Given problem
Gather the lines from the material that contain "specialized".
+ + + + +
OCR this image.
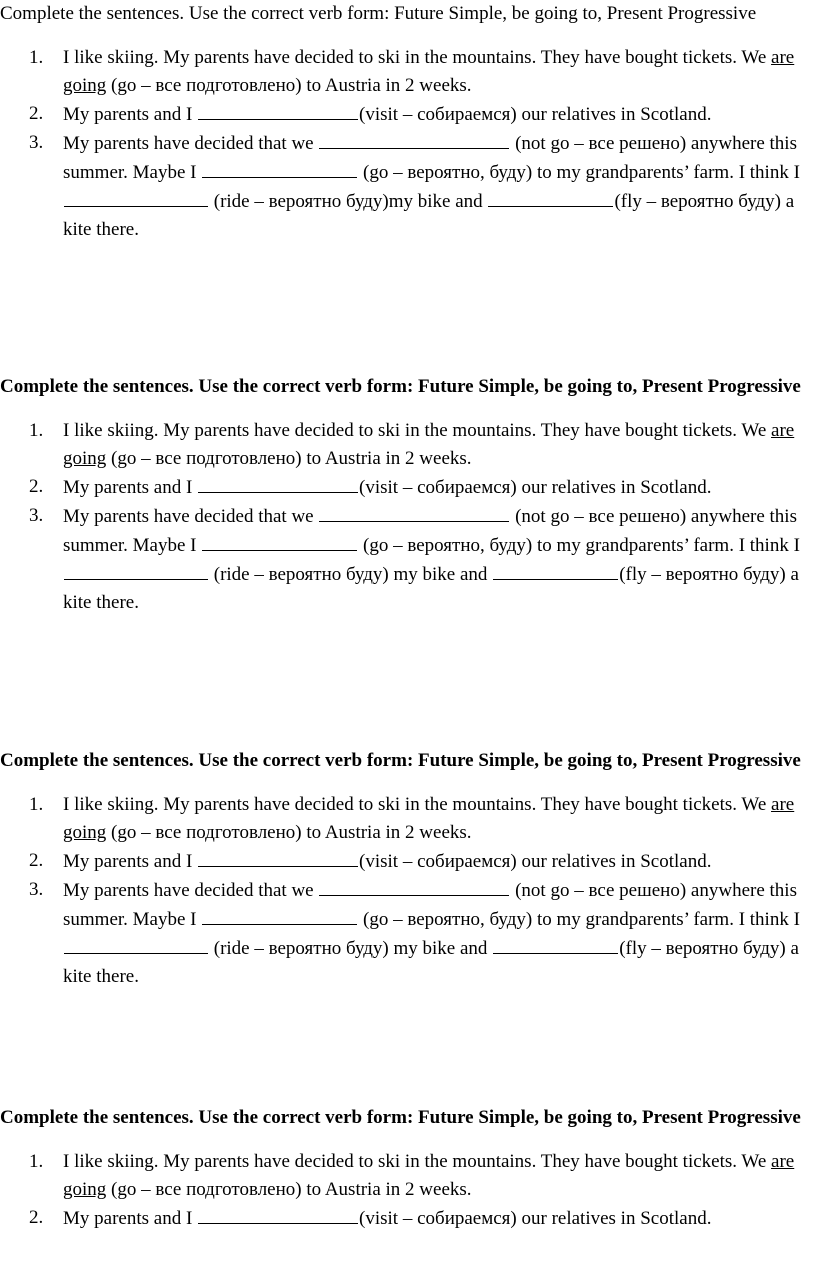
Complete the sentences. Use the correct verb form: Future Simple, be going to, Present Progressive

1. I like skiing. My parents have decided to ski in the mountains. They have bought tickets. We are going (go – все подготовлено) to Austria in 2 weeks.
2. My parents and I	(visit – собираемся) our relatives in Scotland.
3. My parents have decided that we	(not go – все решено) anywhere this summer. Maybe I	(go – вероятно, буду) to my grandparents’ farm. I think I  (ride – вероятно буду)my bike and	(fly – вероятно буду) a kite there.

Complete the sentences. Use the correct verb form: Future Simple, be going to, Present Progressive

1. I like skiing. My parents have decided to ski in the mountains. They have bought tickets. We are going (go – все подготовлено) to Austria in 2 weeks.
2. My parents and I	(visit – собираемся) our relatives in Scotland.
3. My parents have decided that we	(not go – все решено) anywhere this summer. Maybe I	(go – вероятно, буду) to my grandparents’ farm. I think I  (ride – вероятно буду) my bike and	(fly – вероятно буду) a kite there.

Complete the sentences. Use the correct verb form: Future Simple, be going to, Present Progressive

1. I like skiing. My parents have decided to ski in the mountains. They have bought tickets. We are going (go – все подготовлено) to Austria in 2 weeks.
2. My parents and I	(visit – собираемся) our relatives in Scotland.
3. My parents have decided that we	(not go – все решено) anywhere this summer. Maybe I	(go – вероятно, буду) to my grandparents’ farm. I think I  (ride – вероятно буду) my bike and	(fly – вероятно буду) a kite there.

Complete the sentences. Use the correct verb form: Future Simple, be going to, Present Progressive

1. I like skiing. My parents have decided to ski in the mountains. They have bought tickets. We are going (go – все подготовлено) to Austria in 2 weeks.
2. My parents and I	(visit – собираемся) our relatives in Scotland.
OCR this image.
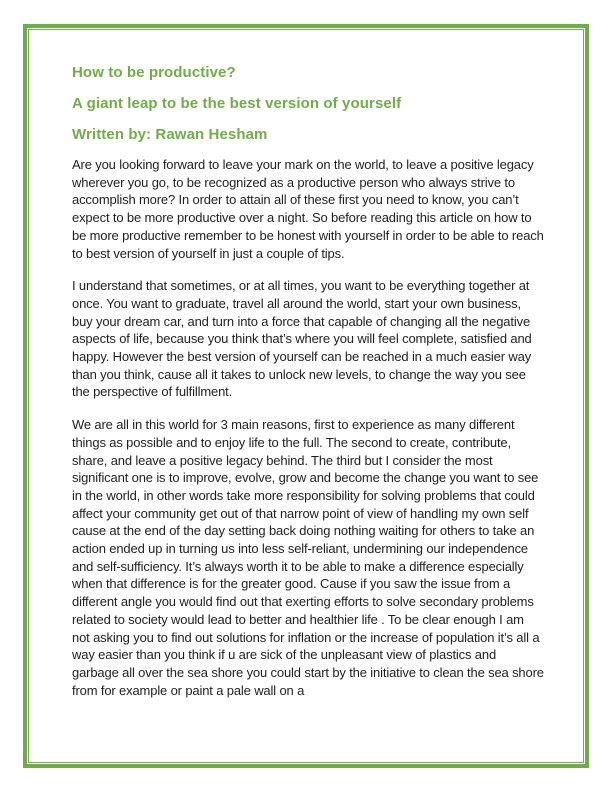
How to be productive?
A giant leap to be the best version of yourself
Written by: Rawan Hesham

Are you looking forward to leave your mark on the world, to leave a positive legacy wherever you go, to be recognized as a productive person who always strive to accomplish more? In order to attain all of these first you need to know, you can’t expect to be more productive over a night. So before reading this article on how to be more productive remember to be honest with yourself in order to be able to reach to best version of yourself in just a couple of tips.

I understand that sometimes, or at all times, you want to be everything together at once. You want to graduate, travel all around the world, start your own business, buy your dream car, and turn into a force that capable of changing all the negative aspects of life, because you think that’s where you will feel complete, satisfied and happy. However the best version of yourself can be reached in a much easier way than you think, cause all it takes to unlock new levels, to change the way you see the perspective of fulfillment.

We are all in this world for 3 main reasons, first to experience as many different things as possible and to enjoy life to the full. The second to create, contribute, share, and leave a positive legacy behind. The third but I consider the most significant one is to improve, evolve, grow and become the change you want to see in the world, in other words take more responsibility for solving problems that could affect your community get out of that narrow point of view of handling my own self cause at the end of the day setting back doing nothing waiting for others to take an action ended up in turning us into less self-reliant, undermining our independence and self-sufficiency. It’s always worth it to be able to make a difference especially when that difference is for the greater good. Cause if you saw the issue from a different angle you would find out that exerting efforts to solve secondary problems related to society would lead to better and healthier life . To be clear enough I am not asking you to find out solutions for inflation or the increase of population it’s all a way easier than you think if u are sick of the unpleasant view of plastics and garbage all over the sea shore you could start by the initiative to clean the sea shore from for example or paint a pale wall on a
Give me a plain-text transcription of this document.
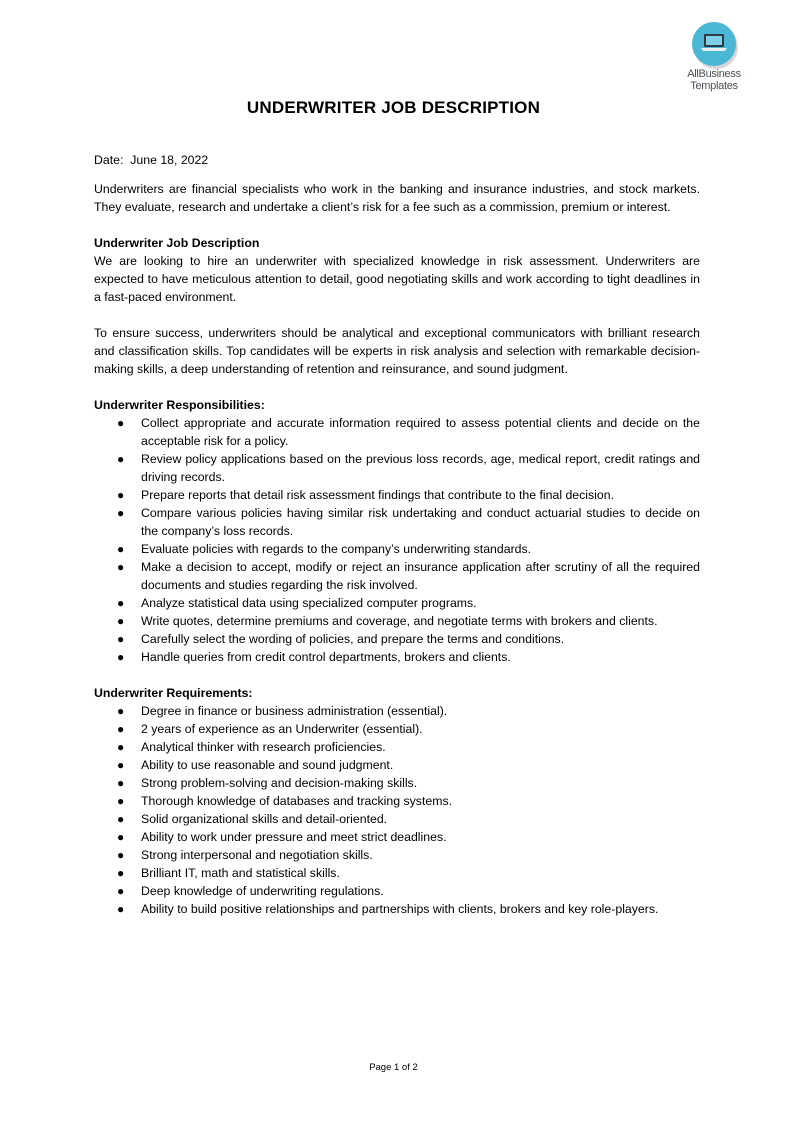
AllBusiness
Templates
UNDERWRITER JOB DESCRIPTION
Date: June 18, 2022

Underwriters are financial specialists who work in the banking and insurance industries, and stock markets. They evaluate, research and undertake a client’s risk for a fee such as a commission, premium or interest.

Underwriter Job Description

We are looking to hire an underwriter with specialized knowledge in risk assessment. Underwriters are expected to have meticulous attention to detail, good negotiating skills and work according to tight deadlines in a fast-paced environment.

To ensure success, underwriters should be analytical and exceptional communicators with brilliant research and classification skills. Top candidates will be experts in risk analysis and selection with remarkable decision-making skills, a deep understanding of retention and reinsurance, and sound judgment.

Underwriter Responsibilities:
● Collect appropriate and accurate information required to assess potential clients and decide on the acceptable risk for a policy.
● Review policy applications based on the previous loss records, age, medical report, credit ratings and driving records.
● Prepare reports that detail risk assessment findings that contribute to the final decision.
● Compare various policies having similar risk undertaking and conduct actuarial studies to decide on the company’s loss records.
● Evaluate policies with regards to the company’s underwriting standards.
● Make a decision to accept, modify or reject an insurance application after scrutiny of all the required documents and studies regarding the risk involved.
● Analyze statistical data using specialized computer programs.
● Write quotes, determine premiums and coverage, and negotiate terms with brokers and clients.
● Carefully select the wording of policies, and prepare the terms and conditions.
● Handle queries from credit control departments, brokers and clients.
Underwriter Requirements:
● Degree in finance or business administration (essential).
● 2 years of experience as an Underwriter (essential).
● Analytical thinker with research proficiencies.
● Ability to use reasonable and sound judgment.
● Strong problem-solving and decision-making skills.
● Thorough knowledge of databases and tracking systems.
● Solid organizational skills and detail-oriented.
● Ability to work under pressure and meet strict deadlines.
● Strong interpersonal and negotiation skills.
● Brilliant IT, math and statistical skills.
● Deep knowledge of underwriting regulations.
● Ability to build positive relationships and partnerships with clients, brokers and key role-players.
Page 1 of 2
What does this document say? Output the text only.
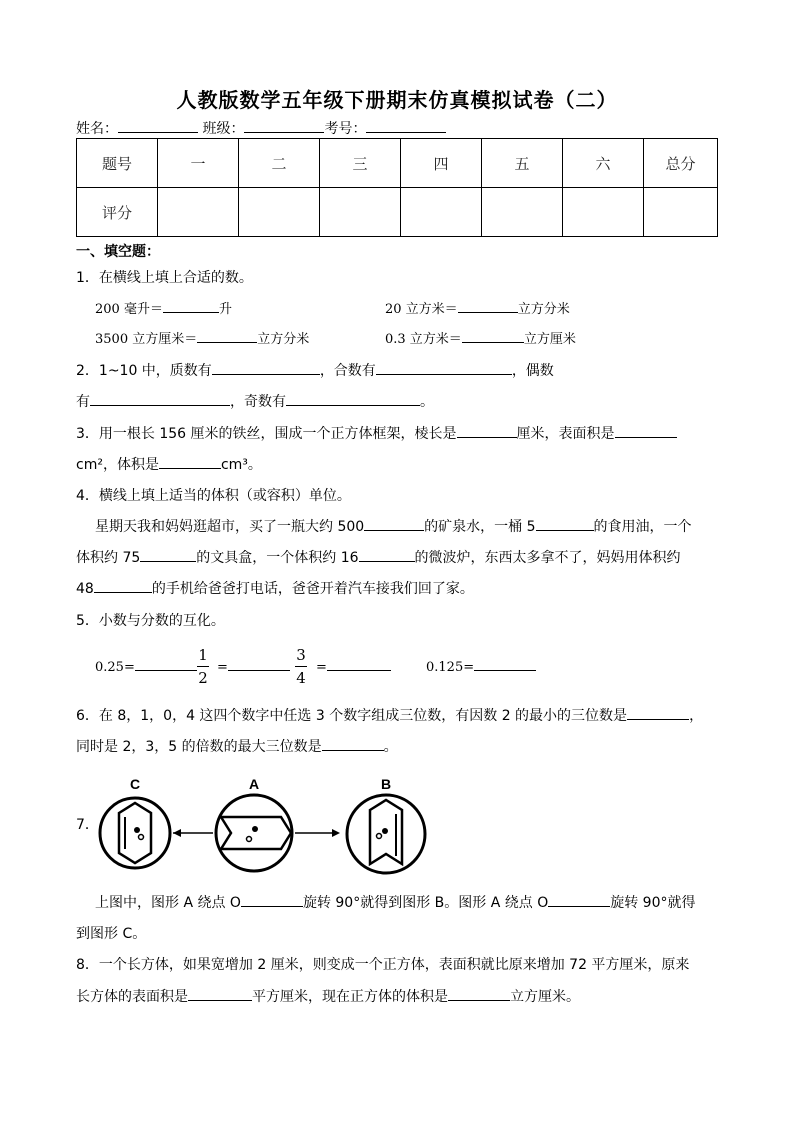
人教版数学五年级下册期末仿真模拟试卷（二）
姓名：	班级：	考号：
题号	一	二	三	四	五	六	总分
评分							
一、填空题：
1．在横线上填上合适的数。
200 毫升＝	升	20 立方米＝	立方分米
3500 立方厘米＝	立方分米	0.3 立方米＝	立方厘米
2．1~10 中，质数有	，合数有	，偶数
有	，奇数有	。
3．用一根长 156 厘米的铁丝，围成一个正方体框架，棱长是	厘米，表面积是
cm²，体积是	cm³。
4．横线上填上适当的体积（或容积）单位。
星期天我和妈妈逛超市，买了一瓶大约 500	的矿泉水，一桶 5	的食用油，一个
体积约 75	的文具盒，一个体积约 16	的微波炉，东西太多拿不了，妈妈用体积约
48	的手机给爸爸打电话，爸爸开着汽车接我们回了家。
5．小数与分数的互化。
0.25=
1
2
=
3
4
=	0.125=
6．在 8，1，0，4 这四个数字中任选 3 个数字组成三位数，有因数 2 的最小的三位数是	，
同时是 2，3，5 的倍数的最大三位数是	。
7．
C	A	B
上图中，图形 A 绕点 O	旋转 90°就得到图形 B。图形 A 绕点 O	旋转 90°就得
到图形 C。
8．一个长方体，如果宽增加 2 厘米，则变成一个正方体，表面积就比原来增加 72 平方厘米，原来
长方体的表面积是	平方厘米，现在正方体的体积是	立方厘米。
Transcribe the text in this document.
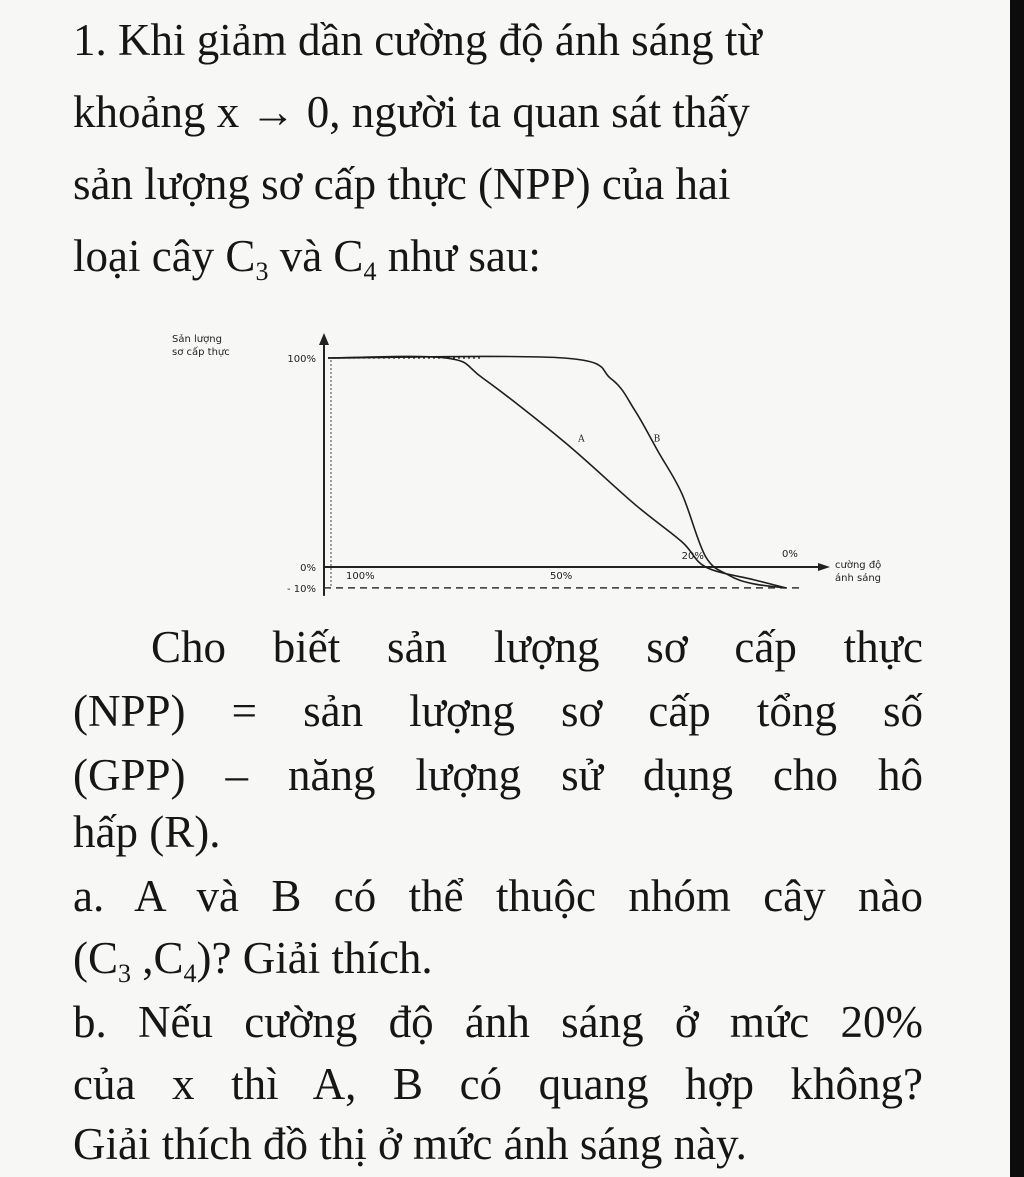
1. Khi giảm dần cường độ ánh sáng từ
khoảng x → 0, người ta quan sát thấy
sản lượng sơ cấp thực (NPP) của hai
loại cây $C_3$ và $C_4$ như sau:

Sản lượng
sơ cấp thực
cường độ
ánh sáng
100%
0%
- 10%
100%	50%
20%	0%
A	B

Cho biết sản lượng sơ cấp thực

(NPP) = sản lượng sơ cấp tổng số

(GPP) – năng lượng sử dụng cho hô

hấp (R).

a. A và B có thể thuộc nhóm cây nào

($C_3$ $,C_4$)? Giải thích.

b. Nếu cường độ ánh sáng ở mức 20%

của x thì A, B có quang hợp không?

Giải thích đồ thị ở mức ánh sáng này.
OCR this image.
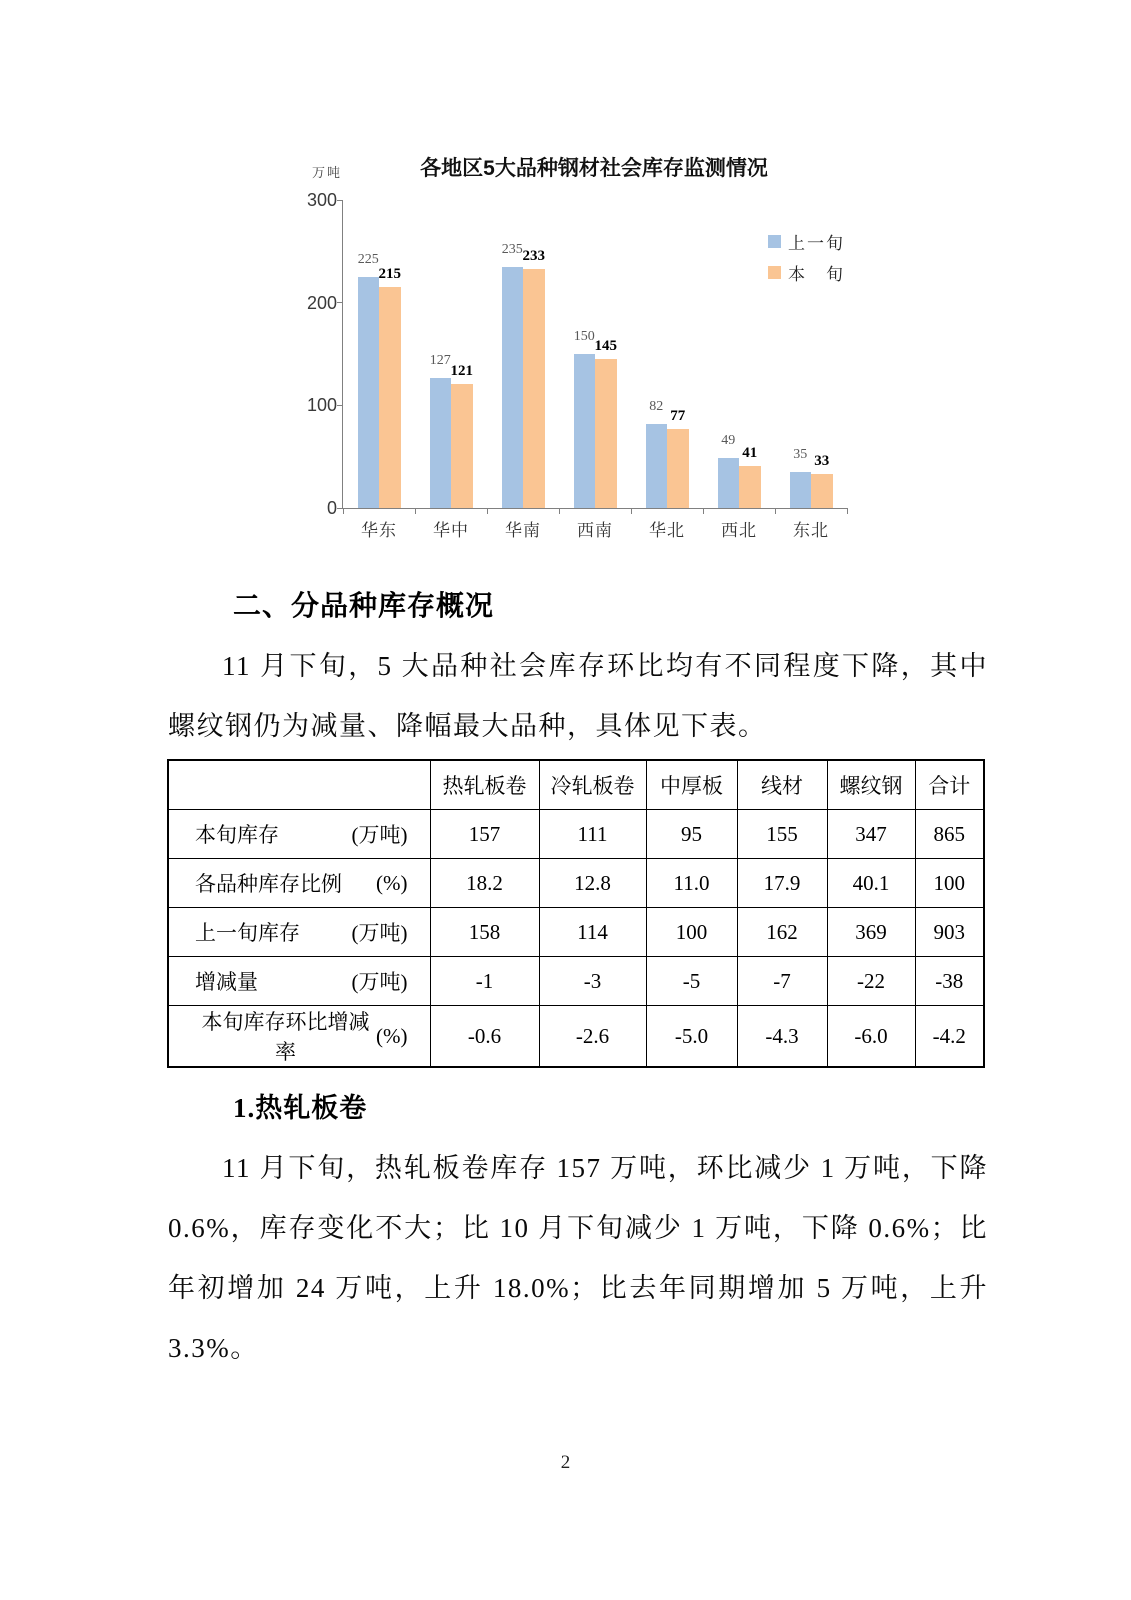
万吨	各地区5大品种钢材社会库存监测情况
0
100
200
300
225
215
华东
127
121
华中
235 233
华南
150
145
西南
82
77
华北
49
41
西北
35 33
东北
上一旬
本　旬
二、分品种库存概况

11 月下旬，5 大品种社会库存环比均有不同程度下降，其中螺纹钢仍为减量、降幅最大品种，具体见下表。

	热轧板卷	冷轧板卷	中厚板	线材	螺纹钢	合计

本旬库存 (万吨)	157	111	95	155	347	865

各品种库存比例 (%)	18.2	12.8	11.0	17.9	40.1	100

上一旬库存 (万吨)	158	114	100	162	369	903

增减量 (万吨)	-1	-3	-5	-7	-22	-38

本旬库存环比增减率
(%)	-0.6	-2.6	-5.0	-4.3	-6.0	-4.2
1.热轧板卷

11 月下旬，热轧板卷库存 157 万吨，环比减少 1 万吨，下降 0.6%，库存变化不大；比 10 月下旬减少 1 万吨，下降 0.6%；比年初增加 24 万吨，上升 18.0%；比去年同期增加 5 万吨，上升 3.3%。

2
+ + + + +
Result of this exercise
We are looking to hire an underwriter with specialized knowledge in risk assessment. Underwriters are expected to have meticulous attention to detail, good negotiating skills and work according to tight deadlines in a fast-paced environment.
● Analyze statistical data using specialized computer programs.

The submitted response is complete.